**TASK GOAL:** Check each line of the entries below for the string "label" and state how many lines have it, with no other text.

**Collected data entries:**
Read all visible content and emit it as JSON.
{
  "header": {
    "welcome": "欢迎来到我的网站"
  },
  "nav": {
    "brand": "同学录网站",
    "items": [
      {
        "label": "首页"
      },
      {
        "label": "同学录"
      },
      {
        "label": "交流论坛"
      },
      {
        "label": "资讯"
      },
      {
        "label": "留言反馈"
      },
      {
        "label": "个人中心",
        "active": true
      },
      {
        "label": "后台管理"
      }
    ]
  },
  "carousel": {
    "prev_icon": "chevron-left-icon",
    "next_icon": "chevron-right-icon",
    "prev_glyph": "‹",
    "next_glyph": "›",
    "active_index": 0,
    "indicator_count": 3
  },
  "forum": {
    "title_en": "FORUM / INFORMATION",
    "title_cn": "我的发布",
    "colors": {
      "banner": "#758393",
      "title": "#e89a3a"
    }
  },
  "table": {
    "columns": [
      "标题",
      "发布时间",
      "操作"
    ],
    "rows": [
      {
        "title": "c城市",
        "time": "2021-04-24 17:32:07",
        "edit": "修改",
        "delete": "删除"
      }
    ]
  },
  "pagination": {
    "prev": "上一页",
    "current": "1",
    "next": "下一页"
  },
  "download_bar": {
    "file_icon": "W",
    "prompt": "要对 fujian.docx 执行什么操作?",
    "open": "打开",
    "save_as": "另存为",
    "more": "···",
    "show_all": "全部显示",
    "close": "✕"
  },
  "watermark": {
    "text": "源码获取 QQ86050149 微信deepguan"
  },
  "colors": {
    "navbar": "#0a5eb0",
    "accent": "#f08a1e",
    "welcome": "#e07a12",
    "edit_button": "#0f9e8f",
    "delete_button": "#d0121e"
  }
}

**SOLVED EXERCISE:** 7